[Figure collection entries]
▬▬▬▬▬▬

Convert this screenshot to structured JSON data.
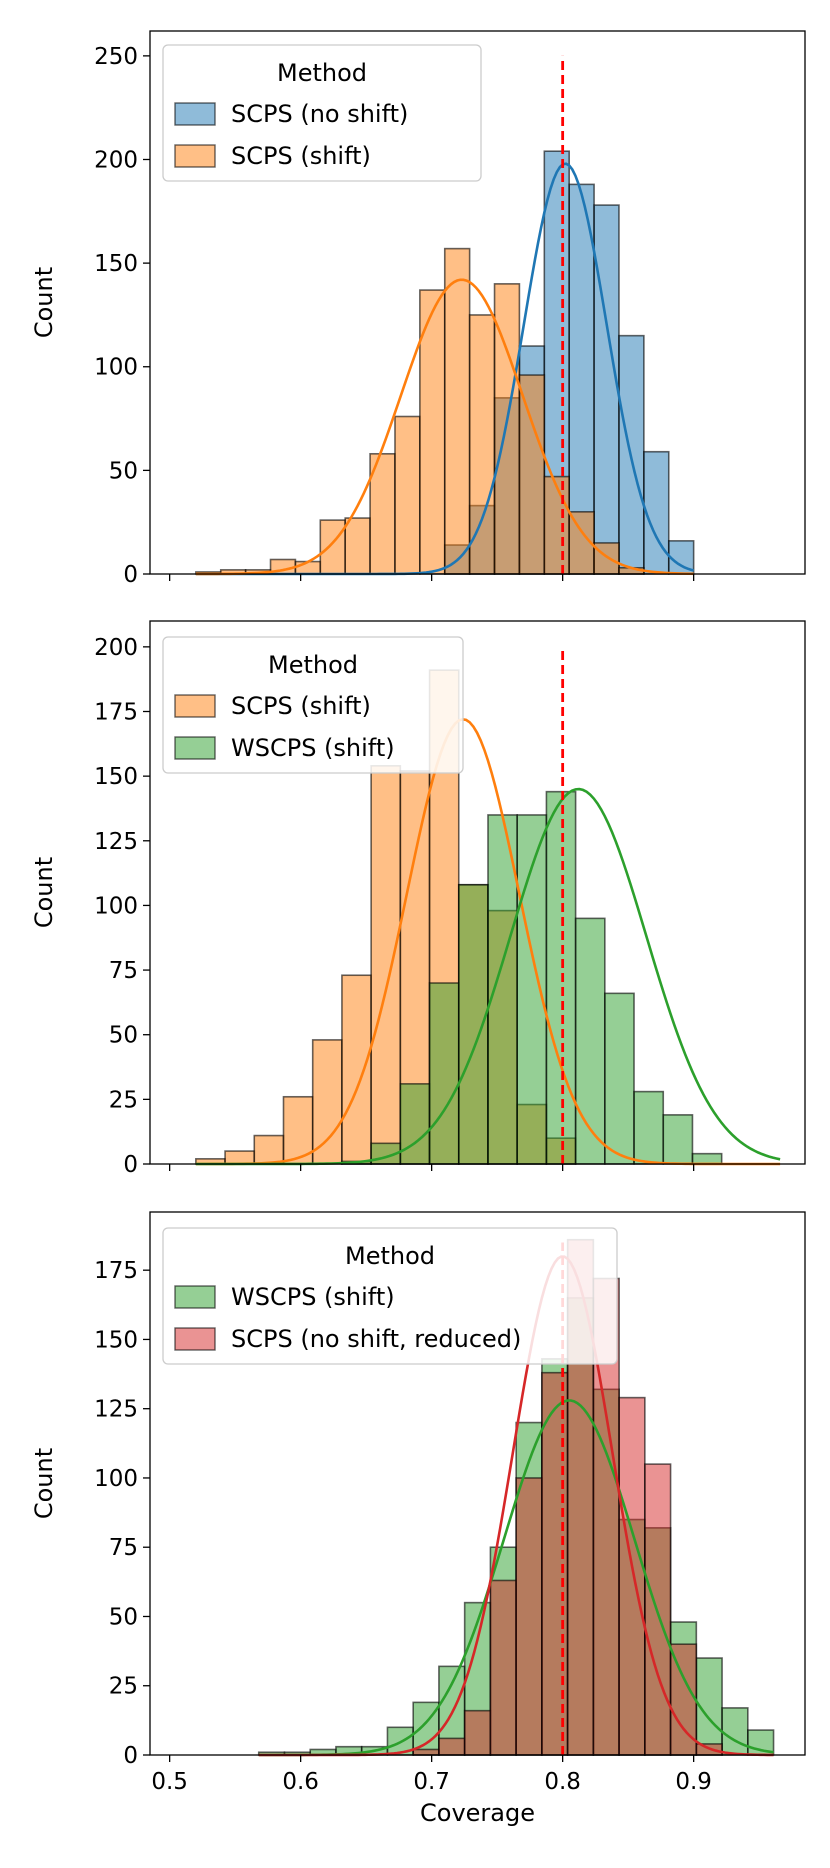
{
  "chart_data": [
    {
      "type": "bar",
      "xlim": [
        0.485,
        0.985
      ],
      "ylim": [
        0,
        262
      ],
      "yticks": [
        0,
        50,
        100,
        150,
        200,
        250
      ],
      "xticks": [
        0.5,
        0.6,
        0.7,
        0.8,
        0.9
      ],
      "xtick_labels_visible": false,
      "xlabel": "",
      "ylabel": "Count",
      "vline": {
        "x": 0.8,
        "y_max": 250,
        "color": "#ff0000"
      },
      "legend": {
        "title": "Method",
        "location": "upper-left",
        "entries": [
          "SCPS (no shift)",
          "SCPS (shift)"
        ]
      },
      "series": [
        {
          "name": "SCPS (no shift)",
          "color": "#1f77b4",
          "bin_start": 0.52,
          "bin_width": 0.019,
          "values": [
            0,
            0,
            0,
            0,
            0,
            0,
            0,
            0,
            0,
            0,
            14,
            33,
            85,
            110,
            204,
            188,
            178,
            115,
            59,
            16
          ],
          "kde": {
            "mean": 0.802,
            "sd": 0.0317,
            "peak": 198
          }
        },
        {
          "name": "SCPS (shift)",
          "color": "#ff7f0e",
          "bin_start": 0.52,
          "bin_width": 0.019,
          "values": [
            1,
            2,
            2,
            7,
            6,
            26,
            27,
            58,
            76,
            137,
            157,
            125,
            140,
            96,
            47,
            30,
            15,
            3,
            0,
            0
          ],
          "kde": {
            "mean": 0.723,
            "sd": 0.0465,
            "peak": 142
          }
        }
      ]
    },
    {
      "type": "bar",
      "xlim": [
        0.485,
        0.985
      ],
      "ylim": [
        0,
        210
      ],
      "yticks": [
        0,
        25,
        50,
        75,
        100,
        125,
        150,
        175,
        200
      ],
      "xticks": [
        0.5,
        0.6,
        0.7,
        0.8,
        0.9
      ],
      "xtick_labels_visible": false,
      "xlabel": "",
      "ylabel": "Count",
      "vline": {
        "x": 0.8,
        "y_max": 200,
        "color": "#ff0000"
      },
      "legend": {
        "title": "Method",
        "location": "upper-left",
        "entries": [
          "SCPS (shift)",
          "WSCPS (shift)"
        ]
      },
      "series": [
        {
          "name": "SCPS (shift)",
          "color": "#ff7f0e",
          "bin_start": 0.52,
          "bin_width": 0.0223,
          "values": [
            2,
            5,
            11,
            26,
            48,
            73,
            154,
            152,
            191,
            108,
            98,
            23,
            10,
            0,
            0,
            0,
            0,
            0,
            0,
            0
          ],
          "kde": {
            "mean": 0.724,
            "sd": 0.043,
            "peak": 172
          }
        },
        {
          "name": "WSCPS (shift)",
          "color": "#2ca02c",
          "bin_start": 0.52,
          "bin_width": 0.0223,
          "values": [
            0,
            0,
            0,
            0,
            0,
            1,
            8,
            31,
            70,
            108,
            135,
            135,
            144,
            95,
            66,
            28,
            19,
            4,
            0,
            0
          ],
          "kde": {
            "mean": 0.812,
            "sd": 0.052,
            "peak": 145
          }
        }
      ]
    },
    {
      "type": "bar",
      "xlim": [
        0.485,
        0.985
      ],
      "ylim": [
        0,
        196
      ],
      "yticks": [
        0,
        25,
        50,
        75,
        100,
        125,
        150,
        175
      ],
      "xticks": [
        0.5,
        0.6,
        0.7,
        0.8,
        0.9
      ],
      "xtick_labels_visible": true,
      "xlabel": "Coverage",
      "ylabel": "Count",
      "vline": {
        "x": 0.8,
        "y_max": 185,
        "color": "#ff0000"
      },
      "legend": {
        "title": "Method",
        "location": "upper-left",
        "entries": [
          "WSCPS (shift)",
          "SCPS (no shift, reduced)"
        ]
      },
      "series": [
        {
          "name": "WSCPS (shift)",
          "color": "#2ca02c",
          "bin_start": 0.568,
          "bin_width": 0.01965,
          "values": [
            1,
            1,
            2,
            3,
            3,
            10,
            19,
            32,
            55,
            75,
            120,
            143,
            165,
            132,
            85,
            82,
            48,
            35,
            17,
            9
          ],
          "kde": {
            "mean": 0.805,
            "sd": 0.05,
            "peak": 128
          }
        },
        {
          "name": "SCPS (no shift, reduced)",
          "color": "#d62728",
          "bin_start": 0.568,
          "bin_width": 0.01965,
          "values": [
            0,
            0,
            0,
            0,
            0,
            0,
            2,
            6,
            16,
            63,
            100,
            138,
            186,
            172,
            129,
            105,
            40,
            4,
            0,
            0
          ],
          "kde": {
            "mean": 0.8,
            "sd": 0.038,
            "peak": 180
          }
        }
      ]
    }
  ]
}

▬▬▬▬▬▬

• **What the exercise asks**
Copy the whole of the material above exactly, but not its images.

• **Exercise response**
Convert this screenshot to structured JSON data.
{
  "chart_data": [
    {
      "type": "bar",
      "xlim": [
        0.485,
        0.985
      ],
      "ylim": [
        0,
        262
      ],
      "yticks": [
        0,
        50,
        100,
        150,
        200,
        250
      ],
      "xticks": [
        0.5,
        0.6,
        0.7,
        0.8,
        0.9
      ],
      "xtick_labels_visible": false,
      "xlabel": "",
      "ylabel": "Count",
      "vline": {
        "x": 0.8,
        "y_max": 250,
        "color": "#ff0000"
      },
      "legend": {
        "title": "Method",
        "location": "upper-left",
        "entries": [
          "SCPS (no shift)",
          "SCPS (shift)"
        ]
      },
      "series": [
        {
          "name": "SCPS (no shift)",
          "color": "#1f77b4",
          "bin_start": 0.52,
          "bin_width": 0.019,
          "values": [
            0,
            0,
            0,
            0,
            0,
            0,
            0,
            0,
            0,
            0,
            14,
            33,
            85,
            110,
            204,
            188,
            178,
            115,
            59,
            16
          ],
          "kde": {
            "mean": 0.802,
            "sd": 0.0317,
            "peak": 198
          }
        },
        {
          "name": "SCPS (shift)",
          "color": "#ff7f0e",
          "bin_start": 0.52,
          "bin_width": 0.019,
          "values": [
            1,
            2,
            2,
            7,
            6,
            26,
            27,
            58,
            76,
            137,
            157,
            125,
            140,
            96,
            47,
            30,
            15,
            3,
            0,
            0
          ],
          "kde": {
            "mean": 0.723,
            "sd": 0.0465,
            "peak": 142
          }
        }
      ]
    },
    {
      "type": "bar",
      "xlim": [
        0.485,
        0.985
      ],
      "ylim": [
        0,
        210
      ],
      "yticks": [
        0,
        25,
        50,
        75,
        100,
        125,
        150,
        175,
        200
      ],
      "xticks": [
        0.5,
        0.6,
        0.7,
        0.8,
        0.9
      ],
      "xtick_labels_visible": false,
      "xlabel": "",
      "ylabel": "Count",
      "vline": {
        "x": 0.8,
        "y_max": 200,
        "color": "#ff0000"
      },
      "legend": {
        "title": "Method",
        "location": "upper-left",
        "entries": [
          "SCPS (shift)",
          "WSCPS (shift)"
        ]
      },
      "series": [
        {
          "name": "SCPS (shift)",
          "color": "#ff7f0e",
          "bin_start": 0.52,
          "bin_width": 0.0223,
          "values": [
            2,
            5,
            11,
            26,
            48,
            73,
            154,
            152,
            191,
            108,
            98,
            23,
            10,
            0,
            0,
            0,
            0,
            0,
            0,
            0
          ],
          "kde": {
            "mean": 0.724,
            "sd": 0.043,
            "peak": 172
          }
        },
        {
          "name": "WSCPS (shift)",
          "color": "#2ca02c",
          "bin_start": 0.52,
          "bin_width": 0.0223,
          "values": [
            0,
            0,
            0,
            0,
            0,
            1,
            8,
            31,
            70,
            108,
            135,
            135,
            144,
            95,
            66,
            28,
            19,
            4,
            0,
            0
          ],
          "kde": {
            "mean": 0.812,
            "sd": 0.052,
            "peak": 145
          }
        }
      ]
    },
    {
      "type": "bar",
      "xlim": [
        0.485,
        0.985
      ],
      "ylim": [
        0,
        196
      ],
      "yticks": [
        0,
        25,
        50,
        75,
        100,
        125,
        150,
        175
      ],
      "xticks": [
        0.5,
        0.6,
        0.7,
        0.8,
        0.9
      ],
      "xtick_labels_visible": true,
      "xlabel": "Coverage",
      "ylabel": "Count",
      "vline": {
        "x": 0.8,
        "y_max": 185,
        "color": "#ff0000"
      },
      "legend": {
        "title": "Method",
        "location": "upper-left",
        "entries": [
          "WSCPS (shift)",
          "SCPS (no shift, reduced)"
        ]
      },
      "series": [
        {
          "name": "WSCPS (shift)",
          "color": "#2ca02c",
          "bin_start": 0.568,
          "bin_width": 0.01965,
          "values": [
            1,
            1,
            2,
            3,
            3,
            10,
            19,
            32,
            55,
            75,
            120,
            143,
            165,
            132,
            85,
            82,
            48,
            35,
            17,
            9
          ],
          "kde": {
            "mean": 0.805,
            "sd": 0.05,
            "peak": 128
          }
        },
        {
          "name": "SCPS (no shift, reduced)",
          "color": "#d62728",
          "bin_start": 0.568,
          "bin_width": 0.01965,
          "values": [
            0,
            0,
            0,
            0,
            0,
            0,
            2,
            6,
            16,
            63,
            100,
            138,
            186,
            172,
            129,
            105,
            40,
            4,
            0,
            0
          ],
          "kde": {
            "mean": 0.8,
            "sd": 0.038,
            "peak": 180
          }
        }
      ]
    }
  ]
}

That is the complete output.